— What is asked —
Scan the records for the string "项符合题意"; copy each line where it occurs.

— Dataset rows —
:::::
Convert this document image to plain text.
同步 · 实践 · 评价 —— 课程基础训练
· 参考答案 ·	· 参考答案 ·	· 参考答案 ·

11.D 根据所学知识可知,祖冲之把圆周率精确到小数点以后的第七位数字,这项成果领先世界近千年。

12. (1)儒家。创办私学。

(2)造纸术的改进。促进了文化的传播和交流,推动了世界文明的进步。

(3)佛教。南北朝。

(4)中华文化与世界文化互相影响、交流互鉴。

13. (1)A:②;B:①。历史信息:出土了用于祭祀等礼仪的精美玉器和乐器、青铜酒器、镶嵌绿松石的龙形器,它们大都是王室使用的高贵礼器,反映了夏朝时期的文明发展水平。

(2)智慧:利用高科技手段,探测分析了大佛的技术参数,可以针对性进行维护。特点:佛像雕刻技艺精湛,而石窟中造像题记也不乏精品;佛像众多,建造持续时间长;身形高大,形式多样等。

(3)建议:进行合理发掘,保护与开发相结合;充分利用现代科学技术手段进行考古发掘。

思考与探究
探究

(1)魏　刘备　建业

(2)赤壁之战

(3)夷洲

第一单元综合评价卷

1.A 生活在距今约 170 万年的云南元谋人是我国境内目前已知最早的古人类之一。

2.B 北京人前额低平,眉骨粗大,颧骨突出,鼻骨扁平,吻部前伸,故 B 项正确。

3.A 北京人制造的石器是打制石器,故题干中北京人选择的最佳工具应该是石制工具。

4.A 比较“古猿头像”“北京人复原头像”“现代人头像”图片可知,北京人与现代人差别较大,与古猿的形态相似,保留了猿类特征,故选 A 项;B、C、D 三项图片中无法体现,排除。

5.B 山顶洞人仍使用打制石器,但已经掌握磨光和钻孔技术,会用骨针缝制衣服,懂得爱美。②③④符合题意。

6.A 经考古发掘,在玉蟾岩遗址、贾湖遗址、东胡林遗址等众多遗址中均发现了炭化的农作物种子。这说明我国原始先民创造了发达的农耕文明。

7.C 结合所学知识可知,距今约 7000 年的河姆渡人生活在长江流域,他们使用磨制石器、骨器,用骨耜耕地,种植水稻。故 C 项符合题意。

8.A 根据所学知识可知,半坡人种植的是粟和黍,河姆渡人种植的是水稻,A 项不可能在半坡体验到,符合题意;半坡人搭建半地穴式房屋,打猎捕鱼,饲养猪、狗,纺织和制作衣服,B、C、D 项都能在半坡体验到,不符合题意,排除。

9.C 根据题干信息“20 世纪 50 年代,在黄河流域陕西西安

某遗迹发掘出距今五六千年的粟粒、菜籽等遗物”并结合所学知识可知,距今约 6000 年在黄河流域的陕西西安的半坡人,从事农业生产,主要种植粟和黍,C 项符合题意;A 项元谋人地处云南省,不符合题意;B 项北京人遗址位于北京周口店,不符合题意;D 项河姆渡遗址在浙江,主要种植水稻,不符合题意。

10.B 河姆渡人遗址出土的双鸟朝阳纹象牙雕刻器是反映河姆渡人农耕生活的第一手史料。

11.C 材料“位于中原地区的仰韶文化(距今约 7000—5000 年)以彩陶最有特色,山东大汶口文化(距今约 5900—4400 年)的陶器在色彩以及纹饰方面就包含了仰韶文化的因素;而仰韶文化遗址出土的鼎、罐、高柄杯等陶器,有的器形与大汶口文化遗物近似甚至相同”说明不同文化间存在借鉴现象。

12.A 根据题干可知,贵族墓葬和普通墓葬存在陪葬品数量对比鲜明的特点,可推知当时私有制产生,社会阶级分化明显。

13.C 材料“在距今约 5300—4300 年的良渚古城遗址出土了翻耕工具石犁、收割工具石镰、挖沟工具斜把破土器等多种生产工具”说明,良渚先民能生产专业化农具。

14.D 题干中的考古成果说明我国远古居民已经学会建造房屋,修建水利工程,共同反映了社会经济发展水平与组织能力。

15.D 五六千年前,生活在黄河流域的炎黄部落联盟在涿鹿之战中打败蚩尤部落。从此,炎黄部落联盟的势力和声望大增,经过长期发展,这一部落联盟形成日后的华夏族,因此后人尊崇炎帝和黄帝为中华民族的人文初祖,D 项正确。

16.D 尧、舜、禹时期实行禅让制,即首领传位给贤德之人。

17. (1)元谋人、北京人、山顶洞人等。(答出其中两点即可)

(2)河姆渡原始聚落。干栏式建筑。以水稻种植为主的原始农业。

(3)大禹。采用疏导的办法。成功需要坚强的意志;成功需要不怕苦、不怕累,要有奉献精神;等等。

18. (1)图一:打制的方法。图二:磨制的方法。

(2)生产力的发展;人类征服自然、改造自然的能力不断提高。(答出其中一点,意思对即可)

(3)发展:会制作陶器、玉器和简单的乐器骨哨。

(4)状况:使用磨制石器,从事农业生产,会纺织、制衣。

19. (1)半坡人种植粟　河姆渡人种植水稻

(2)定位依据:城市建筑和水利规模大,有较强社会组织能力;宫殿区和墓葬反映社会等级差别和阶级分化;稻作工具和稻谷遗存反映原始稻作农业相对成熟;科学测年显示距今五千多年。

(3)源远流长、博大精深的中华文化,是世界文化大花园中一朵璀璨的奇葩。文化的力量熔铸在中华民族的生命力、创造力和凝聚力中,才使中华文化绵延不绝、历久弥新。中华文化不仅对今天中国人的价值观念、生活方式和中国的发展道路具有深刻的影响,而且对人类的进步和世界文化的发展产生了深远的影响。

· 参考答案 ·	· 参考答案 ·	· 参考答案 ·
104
:::::
— Written answer —
7.C 结合所学知识可知,距今约 7000 年的河姆渡人生活在长江流域,他们使用磨制石器、骨器,用骨耜耕地,种植水稻。故 C 项符合题意。
某遗迹发掘出距今五六千年的粟粒、菜籽等遗物”并结合所学知识可知,距今约 6000 年在黄河流域的陕西西安的半坡人,从事农业生产,主要种植粟和黍,C 项符合题意;A 项元谋人地处云南省,不符合题意;B 项北京人遗址位于北京周口店,不符合题意;D 项河姆渡遗址在浙江,主要种植水稻,不符合题意。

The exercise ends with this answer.